● **Text section**:
# # # # #

People with cerebellar syndrome also appear to have some
problems in co-ordinating balance and posture. These people
have an uncertain gait, spreading their feet more widely
apart as they strike the ground. If these people are jostled,
the reflexes that compensate for the imbalance overreact,
often resulting in oscillations of the entire body. These
people also cannot tilt their trunks forward or backward
without losing their balance.
The operation of each
hierarchical level in the motor control system is extremely
dependent on the sensory information that it receives.
So much so, in fact, that to be fully understood, the motor
system must really be considered in sensorimotor terms.
In the determining of motor strategies, sensory information
helps to generate a mental image of the body and its position
in its environment. The decisions on how to apply motor
controls (for example, the duration and amplitude of each
contraction) are based on memories of sensory information
about past movements. And in the actual execution of a
movement as such, sensory feedback enables the brain to
maintain the body's posture and helps it to determine the
length and tension of the muscles before and after every
voluntary movement.

# # # # #

● **Exercise description**:
Please copy the motor control text starting at the words "In the determining" and stopping after "voluntary movement.", swapping "sensory information" for "sensory input" wherever it occurs. The records come from a separate source and are unrelated to the motor control text.

Collection entries:
# # # # #

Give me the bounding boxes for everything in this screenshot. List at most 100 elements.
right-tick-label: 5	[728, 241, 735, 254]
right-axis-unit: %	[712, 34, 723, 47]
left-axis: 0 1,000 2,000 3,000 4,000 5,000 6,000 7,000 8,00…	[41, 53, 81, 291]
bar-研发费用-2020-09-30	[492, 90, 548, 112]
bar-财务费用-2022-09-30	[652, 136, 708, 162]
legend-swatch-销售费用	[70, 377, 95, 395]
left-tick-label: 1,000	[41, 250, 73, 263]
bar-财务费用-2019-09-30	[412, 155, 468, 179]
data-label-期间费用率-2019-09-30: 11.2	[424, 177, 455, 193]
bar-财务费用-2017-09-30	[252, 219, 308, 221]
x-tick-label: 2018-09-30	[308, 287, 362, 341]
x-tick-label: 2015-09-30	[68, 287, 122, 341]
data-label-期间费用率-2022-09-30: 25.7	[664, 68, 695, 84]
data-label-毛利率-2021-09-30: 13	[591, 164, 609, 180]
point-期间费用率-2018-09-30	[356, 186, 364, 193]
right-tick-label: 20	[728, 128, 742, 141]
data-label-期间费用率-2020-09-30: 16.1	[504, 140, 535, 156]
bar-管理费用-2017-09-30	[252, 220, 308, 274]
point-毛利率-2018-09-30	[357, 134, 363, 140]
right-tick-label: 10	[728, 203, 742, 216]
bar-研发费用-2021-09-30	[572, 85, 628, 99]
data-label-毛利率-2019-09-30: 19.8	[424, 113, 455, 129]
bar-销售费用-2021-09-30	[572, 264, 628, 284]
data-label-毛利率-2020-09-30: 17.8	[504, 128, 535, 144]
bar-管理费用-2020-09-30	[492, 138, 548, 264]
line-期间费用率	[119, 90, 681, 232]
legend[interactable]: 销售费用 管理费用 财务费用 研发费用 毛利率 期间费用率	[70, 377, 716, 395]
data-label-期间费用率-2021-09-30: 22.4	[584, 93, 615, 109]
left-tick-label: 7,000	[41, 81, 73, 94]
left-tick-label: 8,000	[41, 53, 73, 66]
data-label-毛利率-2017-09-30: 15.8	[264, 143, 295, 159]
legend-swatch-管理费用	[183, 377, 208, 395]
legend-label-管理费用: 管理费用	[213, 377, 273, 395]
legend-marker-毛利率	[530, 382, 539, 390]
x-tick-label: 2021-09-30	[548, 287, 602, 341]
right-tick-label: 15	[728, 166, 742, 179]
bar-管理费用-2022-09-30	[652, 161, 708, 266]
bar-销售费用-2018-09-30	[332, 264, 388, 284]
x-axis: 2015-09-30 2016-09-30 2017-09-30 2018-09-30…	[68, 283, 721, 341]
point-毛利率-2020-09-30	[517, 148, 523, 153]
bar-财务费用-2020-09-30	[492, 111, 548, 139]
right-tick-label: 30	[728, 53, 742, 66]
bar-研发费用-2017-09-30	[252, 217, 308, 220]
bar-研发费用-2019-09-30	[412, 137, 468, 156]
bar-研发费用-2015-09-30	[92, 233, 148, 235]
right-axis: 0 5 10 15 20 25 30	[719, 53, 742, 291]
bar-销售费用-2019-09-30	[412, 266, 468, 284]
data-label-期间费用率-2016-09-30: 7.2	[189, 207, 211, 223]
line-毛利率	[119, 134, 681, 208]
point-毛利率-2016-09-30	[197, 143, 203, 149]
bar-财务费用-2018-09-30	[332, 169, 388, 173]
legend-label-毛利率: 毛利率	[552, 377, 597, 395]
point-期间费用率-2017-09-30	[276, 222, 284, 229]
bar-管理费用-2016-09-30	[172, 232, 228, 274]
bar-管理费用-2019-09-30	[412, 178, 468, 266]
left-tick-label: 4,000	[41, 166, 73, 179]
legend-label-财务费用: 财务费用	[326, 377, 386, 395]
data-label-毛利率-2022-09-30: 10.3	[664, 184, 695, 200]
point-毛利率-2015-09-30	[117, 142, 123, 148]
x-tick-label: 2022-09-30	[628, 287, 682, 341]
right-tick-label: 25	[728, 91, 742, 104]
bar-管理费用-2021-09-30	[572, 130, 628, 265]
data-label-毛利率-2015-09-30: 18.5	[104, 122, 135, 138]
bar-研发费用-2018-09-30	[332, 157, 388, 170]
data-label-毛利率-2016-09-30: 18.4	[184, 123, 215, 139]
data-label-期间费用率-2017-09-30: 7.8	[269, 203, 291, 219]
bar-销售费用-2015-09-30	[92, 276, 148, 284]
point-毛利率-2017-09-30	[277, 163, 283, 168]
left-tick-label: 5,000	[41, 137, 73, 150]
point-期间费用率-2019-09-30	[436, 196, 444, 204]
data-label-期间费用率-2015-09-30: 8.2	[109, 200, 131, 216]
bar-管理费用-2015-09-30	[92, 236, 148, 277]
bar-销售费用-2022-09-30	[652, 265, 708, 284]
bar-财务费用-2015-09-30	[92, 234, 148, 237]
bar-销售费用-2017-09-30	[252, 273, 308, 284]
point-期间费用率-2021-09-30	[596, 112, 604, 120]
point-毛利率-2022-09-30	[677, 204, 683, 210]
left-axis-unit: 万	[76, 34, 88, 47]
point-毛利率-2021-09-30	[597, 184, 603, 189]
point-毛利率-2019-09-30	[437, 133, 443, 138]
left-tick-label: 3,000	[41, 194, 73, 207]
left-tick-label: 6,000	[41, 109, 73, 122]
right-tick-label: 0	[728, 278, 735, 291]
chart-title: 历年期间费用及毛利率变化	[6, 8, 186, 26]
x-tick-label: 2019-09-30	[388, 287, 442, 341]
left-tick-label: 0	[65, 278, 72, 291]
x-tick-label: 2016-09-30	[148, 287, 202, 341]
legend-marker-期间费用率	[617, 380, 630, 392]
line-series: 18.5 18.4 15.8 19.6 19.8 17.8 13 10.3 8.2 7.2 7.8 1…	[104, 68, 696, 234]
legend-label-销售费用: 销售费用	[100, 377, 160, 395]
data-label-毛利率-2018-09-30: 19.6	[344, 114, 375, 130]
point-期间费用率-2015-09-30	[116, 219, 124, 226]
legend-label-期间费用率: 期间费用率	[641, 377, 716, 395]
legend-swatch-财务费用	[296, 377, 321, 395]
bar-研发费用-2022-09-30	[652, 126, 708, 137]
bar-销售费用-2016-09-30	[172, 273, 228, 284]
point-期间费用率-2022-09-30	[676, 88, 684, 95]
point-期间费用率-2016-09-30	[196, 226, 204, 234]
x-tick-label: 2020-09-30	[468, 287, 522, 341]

# # # # #

● **Result for this task**:
In the determining of motor strategies, sensory input
helps to generate a mental image of the body and its position
in its environment. The decisions on how to apply motor
controls (for example, the duration and amplitude of each
contraction) are based on memories of sensory input
about past movements. And in the actual execution of a
movement as such, sensory feedback enables the brain to
maintain the body's posture and helps it to determine the
length and tension of the muscles before and after every
voluntary movement.